____ RECORDS TO PROCESS

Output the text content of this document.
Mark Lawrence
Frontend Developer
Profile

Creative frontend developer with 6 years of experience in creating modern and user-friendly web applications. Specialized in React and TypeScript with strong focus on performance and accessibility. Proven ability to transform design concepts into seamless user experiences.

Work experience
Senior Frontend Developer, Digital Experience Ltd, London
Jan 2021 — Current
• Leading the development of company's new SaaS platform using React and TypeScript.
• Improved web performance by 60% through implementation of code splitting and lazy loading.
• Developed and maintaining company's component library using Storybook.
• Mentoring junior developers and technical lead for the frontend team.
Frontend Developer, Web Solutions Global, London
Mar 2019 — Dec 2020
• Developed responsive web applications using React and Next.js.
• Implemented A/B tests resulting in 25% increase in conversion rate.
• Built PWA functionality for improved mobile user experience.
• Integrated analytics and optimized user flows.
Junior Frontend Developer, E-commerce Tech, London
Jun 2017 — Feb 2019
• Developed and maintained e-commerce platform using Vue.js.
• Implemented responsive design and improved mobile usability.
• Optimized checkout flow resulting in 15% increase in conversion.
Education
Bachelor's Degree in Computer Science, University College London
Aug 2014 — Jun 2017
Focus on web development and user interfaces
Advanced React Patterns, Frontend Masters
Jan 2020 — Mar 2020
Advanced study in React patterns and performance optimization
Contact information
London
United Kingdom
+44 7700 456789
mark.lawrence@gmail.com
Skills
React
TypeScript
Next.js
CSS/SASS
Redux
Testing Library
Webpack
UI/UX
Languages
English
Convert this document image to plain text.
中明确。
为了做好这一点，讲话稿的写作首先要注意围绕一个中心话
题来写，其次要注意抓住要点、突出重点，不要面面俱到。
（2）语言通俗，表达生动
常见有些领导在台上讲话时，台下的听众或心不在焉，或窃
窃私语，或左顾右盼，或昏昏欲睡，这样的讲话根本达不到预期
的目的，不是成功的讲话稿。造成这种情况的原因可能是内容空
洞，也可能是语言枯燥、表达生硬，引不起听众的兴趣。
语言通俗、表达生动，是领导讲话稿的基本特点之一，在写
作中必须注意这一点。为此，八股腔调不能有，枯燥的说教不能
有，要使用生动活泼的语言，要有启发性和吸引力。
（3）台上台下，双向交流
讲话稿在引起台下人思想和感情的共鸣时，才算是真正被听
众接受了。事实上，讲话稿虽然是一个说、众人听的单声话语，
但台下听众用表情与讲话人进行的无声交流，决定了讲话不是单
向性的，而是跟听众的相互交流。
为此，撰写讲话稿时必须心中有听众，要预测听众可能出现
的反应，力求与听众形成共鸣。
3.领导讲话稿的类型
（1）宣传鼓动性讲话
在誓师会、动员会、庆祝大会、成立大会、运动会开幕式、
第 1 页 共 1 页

________

** WORK TO COMPLETE **
Quote each line of the listing above exactly.

** THE COMPLETED TASK **
Output the text content of this document.
Mark Lawrence
Frontend Developer
Profile

Creative frontend developer with 6 years of experience in creating modern and user-friendly web applications. Specialized in React and TypeScript with strong focus on performance and accessibility. Proven ability to transform design concepts into seamless user experiences.

Work experience
Senior Frontend Developer, Digital Experience Ltd, London
Jan 2021 — Current
• Leading the development of company's new SaaS platform using React and TypeScript.
• Improved web performance by 60% through implementation of code splitting and lazy loading.
• Developed and maintaining company's component library using Storybook.
• Mentoring junior developers and technical lead for the frontend team.
Frontend Developer, Web Solutions Global, London
Mar 2019 — Dec 2020
• Developed responsive web applications using React and Next.js.
• Implemented A/B tests resulting in 25% increase in conversion rate.
• Built PWA functionality for improved mobile user experience.
• Integrated analytics and optimized user flows.
Junior Frontend Developer, E-commerce Tech, London
Jun 2017 — Feb 2019
• Developed and maintained e-commerce platform using Vue.js.
• Implemented responsive design and improved mobile usability.
• Optimized checkout flow resulting in 15% increase in conversion.
Education
Bachelor's Degree in Computer Science, University College London
Aug 2014 — Jun 2017
Focus on web development and user interfaces
Advanced React Patterns, Frontend Masters
Jan 2020 — Mar 2020
Advanced study in React patterns and performance optimization
Contact information
London
United Kingdom
+44 7700 456789
mark.lawrence@gmail.com
Skills
React
TypeScript
Next.js
CSS/SASS
Redux
Testing Library
Webpack
UI/UX
Languages
English
Convert this document image to plain text.
中明确。
为了做好这一点，讲话稿的写作首先要注意围绕一个中心话
题来写，其次要注意抓住要点、突出重点，不要面面俱到。
（2）语言通俗，表达生动
常见有些领导在台上讲话时，台下的听众或心不在焉，或窃
窃私语，或左顾右盼，或昏昏欲睡，这样的讲话根本达不到预期
的目的，不是成功的讲话稿。造成这种情况的原因可能是内容空
洞，也可能是语言枯燥、表达生硬，引不起听众的兴趣。
语言通俗、表达生动，是领导讲话稿的基本特点之一，在写
作中必须注意这一点。为此，八股腔调不能有，枯燥的说教不能
有，要使用生动活泼的语言，要有启发性和吸引力。
（3）台上台下，双向交流
讲话稿在引起台下人思想和感情的共鸣时，才算是真正被听
众接受了。事实上，讲话稿虽然是一个说、众人听的单声话语，
但台下听众用表情与讲话人进行的无声交流，决定了讲话不是单
向性的，而是跟听众的相互交流。
为此，撰写讲话稿时必须心中有听众，要预测听众可能出现
的反应，力求与听众形成共鸣。
3.领导讲话稿的类型
（1）宣传鼓动性讲话
在誓师会、动员会、庆祝大会、成立大会、运动会开幕式、
第 1 页 共 1 页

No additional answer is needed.